[INPUT FOR THIS TASK]
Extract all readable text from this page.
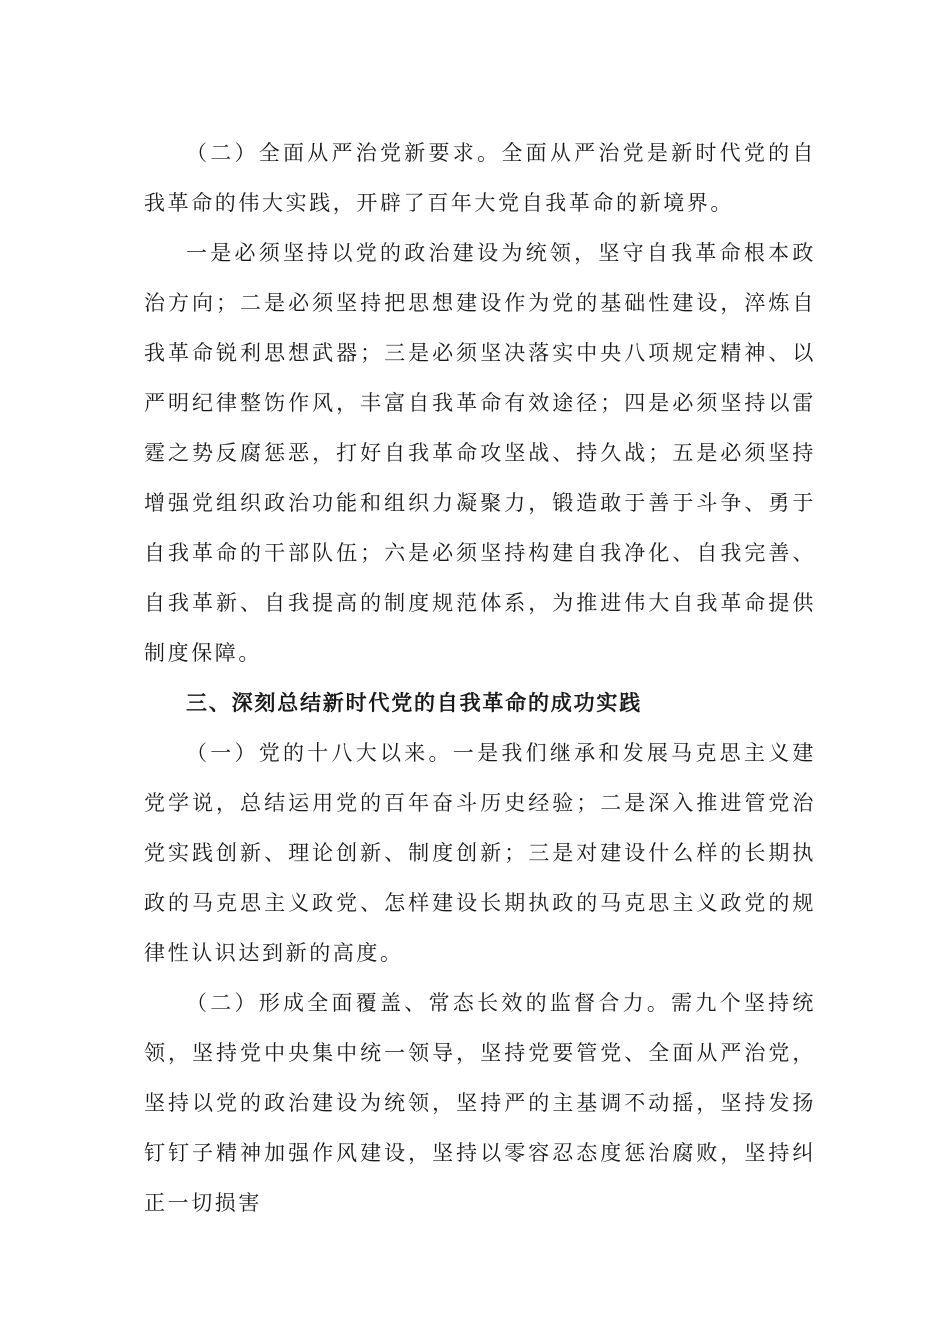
（二）全面从严治党新要求。全面从严治党是新时代党的自我革命的伟大实践，开辟了百年大党自我革命的新境界。

一是必须坚持以党的政治建设为统领，坚守自我革命根本政治方向；二是必须坚持把思想建设作为党的基础性建设，淬炼自我革命锐利思想武器；三是必须坚决落实中央八项规定精神、以严明纪律整饬作风，丰富自我革命有效途径；四是必须坚持以雷霆之势反腐惩恶，打好自我革命攻坚战、持久战；五是必须坚持增强党组织政治功能和组织力凝聚力，锻造敢于善于斗争、勇于自我革命的干部队伍；六是必须坚持构建自我净化、自我完善、自我革新、自我提高的制度规范体系，为推进伟大自我革命提供制度保障。

三、深刻总结新时代党的自我革命的成功实践

（一）党的十八大以来。一是我们继承和发展马克思主义建党学说，总结运用党的百年奋斗历史经验；二是深入推进管党治党实践创新、理论创新、制度创新；三是对建设什么样的长期执政的马克思主义政党、怎样建设长期执政的马克思主义政党的规律性认识达到新的高度。

（二）形成全面覆盖、常态长效的监督合力。需九个坚持统领，坚持党中央集中统一领导，坚持党要管党、全面从严治党，坚持以党的政治建设为统领，坚持严的主基调不动摇，坚持发扬钉钉子精神加强作风建设，坚持以零容忍态度惩治腐败，坚持纠正一切损害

[TASK PROMPT] Word for word, quote the lines above. Omit the pictures.

[EXERCISE ANSWER]
Extract all readable text from this page.
（二）全面从严治党新要求。全面从严治党是新时代党的自我革命的伟大实践，开辟了百年大党自我革命的新境界。

一是必须坚持以党的政治建设为统领，坚守自我革命根本政治方向；二是必须坚持把思想建设作为党的基础性建设，淬炼自我革命锐利思想武器；三是必须坚决落实中央八项规定精神、以严明纪律整饬作风，丰富自我革命有效途径；四是必须坚持以雷霆之势反腐惩恶，打好自我革命攻坚战、持久战；五是必须坚持增强党组织政治功能和组织力凝聚力，锻造敢于善于斗争、勇于自我革命的干部队伍；六是必须坚持构建自我净化、自我完善、自我革新、自我提高的制度规范体系，为推进伟大自我革命提供制度保障。

三、深刻总结新时代党的自我革命的成功实践

（一）党的十八大以来。一是我们继承和发展马克思主义建党学说，总结运用党的百年奋斗历史经验；二是深入推进管党治党实践创新、理论创新、制度创新；三是对建设什么样的长期执政的马克思主义政党、怎样建设长期执政的马克思主义政党的规律性认识达到新的高度。

（二）形成全面覆盖、常态长效的监督合力。需九个坚持统领，坚持党中央集中统一领导，坚持党要管党、全面从严治党，坚持以党的政治建设为统领，坚持严的主基调不动摇，坚持发扬钉钉子精神加强作风建设，坚持以零容忍态度惩治腐败，坚持纠正一切损害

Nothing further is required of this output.